Directions: Copy out all the records, word for word.

Record extracts:
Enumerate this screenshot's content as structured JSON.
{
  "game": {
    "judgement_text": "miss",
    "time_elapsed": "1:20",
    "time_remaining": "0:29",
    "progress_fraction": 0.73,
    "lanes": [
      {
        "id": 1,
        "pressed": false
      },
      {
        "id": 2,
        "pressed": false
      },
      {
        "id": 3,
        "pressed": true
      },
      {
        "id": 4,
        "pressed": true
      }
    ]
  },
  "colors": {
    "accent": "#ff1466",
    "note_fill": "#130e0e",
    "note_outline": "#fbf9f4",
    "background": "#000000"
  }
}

Solution to the exercise:
Enumerate this screenshot's content as structured JSON.
{
  "game": {
    "judgement_text": "miss",
    "time_elapsed": "1:20",
    "time_remaining": "0:29",
    "progress_fraction": 0.73,
    "lanes": [
      {
        "id": 1,
        "pressed": false
      },
      {
        "id": 2,
        "pressed": false
      },
      {
        "id": 3,
        "pressed": true
      },
      {
        "id": 4,
        "pressed": true
      }
    ]
  },
  "colors": {
    "accent": "#ff1466",
    "note_fill": "#130e0e",
    "note_outline": "#fbf9f4",
    "background": "#000000"
  }
}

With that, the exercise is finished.